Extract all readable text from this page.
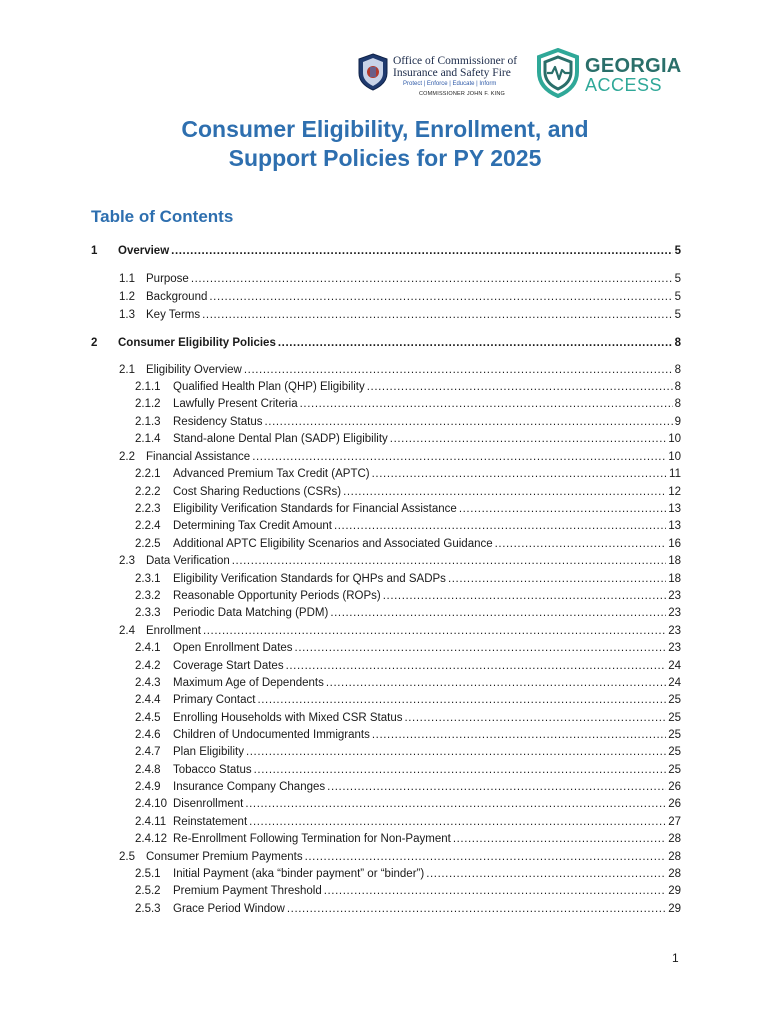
Office of Commissioner of
Insurance and Safety Fire
Protect | Enforce | Educate | Inform
COMMISSIONER JOHN F. KING
GEORGIA
ACCESS
Consumer Eligibility, Enrollment, and
Support Policies for PY 2025
Table of Contents
1	Overview .....	5
1.1 Purpose .....	5
1.2 Background .....	5
1.3 Key Terms .....	5
2	Consumer Eligibility Policies .....	8
2.1 Eligibility Overview .....	8
2.1.1	Qualified Health Plan (QHP) Eligibility .....	8
2.1.2	Lawfully Present Criteria .....	8
2.1.3	Residency Status .....	9
2.1.4	Stand-alone Dental Plan (SADP) Eligibility .....	10
2.2 Financial Assistance .....	10
2.2.1	Advanced Premium Tax Credit (APTC) .....	11
2.2.2	Cost Sharing Reductions (CSRs) .....	12
2.2.3	Eligibility Verification Standards for Financial Assistance .....	13
2.2.4	Determining Tax Credit Amount .....	13
2.2.5	Additional APTC Eligibility Scenarios and Associated Guidance .....	16
2.3 Data Verification .....	18
2.3.1	Eligibility Verification Standards for QHPs and SADPs .....	18
2.3.2	Reasonable Opportunity Periods (ROPs) .....	23
2.3.3	Periodic Data Matching (PDM) .....	23
2.4 Enrollment .....	23
2.4.1	Open Enrollment Dates .....	23
2.4.2	Coverage Start Dates .....	24
2.4.3	Maximum Age of Dependents .....	24
2.4.4	Primary Contact .....	25
2.4.5	Enrolling Households with Mixed CSR Status .....	25
2.4.6	Children of Undocumented Immigrants .....	25
2.4.7	Plan Eligibility .....	25
2.4.8	Tobacco Status .....	25
2.4.9	Insurance Company Changes .....	26
2.4.10 Disenrollment .....	26
2.4.11 Reinstatement .....	27
2.4.12 Re-Enrollment Following Termination for Non-Payment .....	28
2.5 Consumer Premium Payments .....	28
2.5.1	Initial Payment (aka “binder payment” or “binder”) .....	28
2.5.2	Premium Payment Threshold .....	29
2.5.3	Grace Period Window .....	29
1
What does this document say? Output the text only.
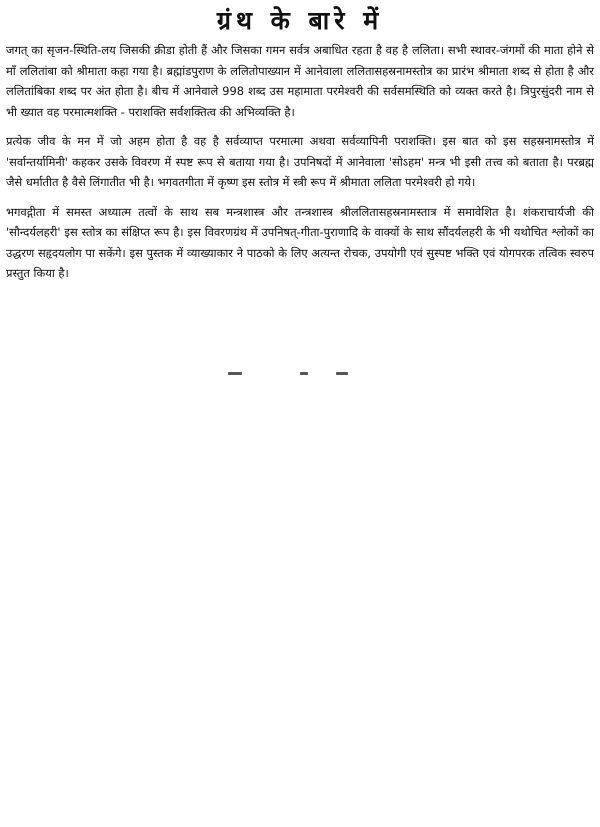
ग्रंथ के बारे में

जगत् का सृजन-स्थिति-लय जिसकी क्रीडा होती हैं और जिसका गमन सर्वत्र अबाधित रहता है वह है ललिता। सभी स्थावर-जंगमों की माता होने से माँ ललितांबा को श्रीमाता कहा गया है। ब्रह्मांडपुराण के ललितोपाख्यान में आनेवाला ललितासहस्रनामस्तोत्र का प्रारंभ श्रीमाता शब्द से होता है और ललितांबिका शब्द पर अंत होता है। बीच में आनेवाले 998 शब्द उस महामाता परमेश्वरी की सर्वसमस्थिति को व्यक्त करते है। त्रिपुरसुंदरी नाम से भी ख्यात वह परमात्मशक्ति - पराशक्ति सर्वशक्तित्व की अभिव्यक्ति है।

प्रत्येक जीव के मन में जो अहम होता है वह है सर्वव्याप्त परमात्मा अथवा सर्वव्यापिनी पराशक्ति। इस बात को इस सहस्रनामस्तोत्र में 'सर्वान्तर्यामिनी' कहकर उसके विवरण में स्पष्ट रूप से बताया गया है। उपनिषदों में आनेवाला 'सोऽहम' मन्त्र भी इसी तत्त्व को बताता है। परब्रह्म जैसे धर्मातीत है वैसे लिंगातीत भी है। भगवतगीता में कृष्ण इस स्तोत्र में स्त्री रूप में श्रीमाता ललिता परमेश्वरी हो गये।

भगवद्गीता में समस्त अध्यात्म तत्वों के साथ सब मन्त्रशास्त्र और तन्त्रशास्त्र श्रीललितासहस्रनामस्तात्र में समावेशित है। शंकराचार्यजी की 'सौन्दर्यलहरी' इस स्तोत्र का संक्षिप्त रूप है। इस विवरणग्रंथ में उपनिषत्-गीता-पुराणादि के वाक्यों के साथ सौंदर्यलहरी के भी यथोचित श्लोकों का उद्धरण सहृदयलोग पा सकेंगे। इस पुस्तक में व्याख्याकार ने पाठको के लिए अत्यन्त रोचक, उपयोगी एवं सुस्पष्ट भक्ति एवं योगपरक तत्विक स्वरुप प्रस्तुत किया है।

▬▬▬▬▬▬▬▬▬▬

■ **Problem**:
Every entry must be written out exactly, with all pictures left out.

■ **Answer for this exercise**:
Extract all readable text from this page.
Office of Commissioner of
Insurance and Safety Fire
Protect | Enforce | Educate | Inform
COMMISSIONER JOHN F. KING
GEORGIA
ACCESS
Consumer Eligibility, Enrollment, and
Support Policies for PY 2025
Table of Contents
1	Overview .....	5
1.1 Purpose .....	5
1.2 Background .....	5
1.3 Key Terms .....	5
2	Consumer Eligibility Policies .....	8
2.1 Eligibility Overview .....	8
2.1.1	Qualified Health Plan (QHP) Eligibility .....	8
2.1.2	Lawfully Present Criteria .....	8
2.1.3	Residency Status .....	9
2.1.4	Stand-alone Dental Plan (SADP) Eligibility .....	10
2.2 Financial Assistance .....	10
2.2.1	Advanced Premium Tax Credit (APTC) .....	11
2.2.2	Cost Sharing Reductions (CSRs) .....	12
2.2.3	Eligibility Verification Standards for Financial Assistance .....	13
2.2.4	Determining Tax Credit Amount .....	13
2.2.5	Additional APTC Eligibility Scenarios and Associated Guidance .....	16
2.3 Data Verification .....	18
2.3.1	Eligibility Verification Standards for QHPs and SADPs .....	18
2.3.2	Reasonable Opportunity Periods (ROPs) .....	23
2.3.3	Periodic Data Matching (PDM) .....	23
2.4 Enrollment .....	23
2.4.1	Open Enrollment Dates .....	23
2.4.2	Coverage Start Dates .....	24
2.4.3	Maximum Age of Dependents .....	24
2.4.4	Primary Contact .....	25
2.4.5	Enrolling Households with Mixed CSR Status .....	25
2.4.6	Children of Undocumented Immigrants .....	25
2.4.7	Plan Eligibility .....	25
2.4.8	Tobacco Status .....	25
2.4.9	Insurance Company Changes .....	26
2.4.10 Disenrollment .....	26
2.4.11 Reinstatement .....	27
2.4.12 Re-Enrollment Following Termination for Non-Payment .....	28
2.5 Consumer Premium Payments .....	28
2.5.1	Initial Payment (aka “binder payment” or “binder”) .....	28
2.5.2	Premium Payment Threshold .....	29
2.5.3	Grace Period Window .....	29
1
What does this document say? Output the text only.
ग्रंथ के बारे में

जगत् का सृजन-स्थिति-लय जिसकी क्रीडा होती हैं और जिसका गमन सर्वत्र अबाधित रहता है वह है ललिता। सभी स्थावर-जंगमों की माता होने से माँ ललितांबा को श्रीमाता कहा गया है। ब्रह्मांडपुराण के ललितोपाख्यान में आनेवाला ललितासहस्रनामस्तोत्र का प्रारंभ श्रीमाता शब्द से होता है और ललितांबिका शब्द पर अंत होता है। बीच में आनेवाले 998 शब्द उस महामाता परमेश्वरी की सर्वसमस्थिति को व्यक्त करते है। त्रिपुरसुंदरी नाम से भी ख्यात वह परमात्मशक्ति - पराशक्ति सर्वशक्तित्व की अभिव्यक्ति है।

प्रत्येक जीव के मन में जो अहम होता है वह है सर्वव्याप्त परमात्मा अथवा सर्वव्यापिनी पराशक्ति। इस बात को इस सहस्रनामस्तोत्र में 'सर्वान्तर्यामिनी' कहकर उसके विवरण में स्पष्ट रूप से बताया गया है। उपनिषदों में आनेवाला 'सोऽहम' मन्त्र भी इसी तत्त्व को बताता है। परब्रह्म जैसे धर्मातीत है वैसे लिंगातीत भी है। भगवतगीता में कृष्ण इस स्तोत्र में स्त्री रूप में श्रीमाता ललिता परमेश्वरी हो गये।

भगवद्गीता में समस्त अध्यात्म तत्वों के साथ सब मन्त्रशास्त्र और तन्त्रशास्त्र श्रीललितासहस्रनामस्तात्र में समावेशित है। शंकराचार्यजी की 'सौन्दर्यलहरी' इस स्तोत्र का संक्षिप्त रूप है। इस विवरणग्रंथ में उपनिषत्-गीता-पुराणादि के वाक्यों के साथ सौंदर्यलहरी के भी यथोचित श्लोकों का उद्धरण सहृदयलोग पा सकेंगे। इस पुस्तक में व्याख्याकार ने पाठको के लिए अत्यन्त रोचक, उपयोगी एवं सुस्पष्ट भक्ति एवं योगपरक तत्विक स्वरुप प्रस्तुत किया है।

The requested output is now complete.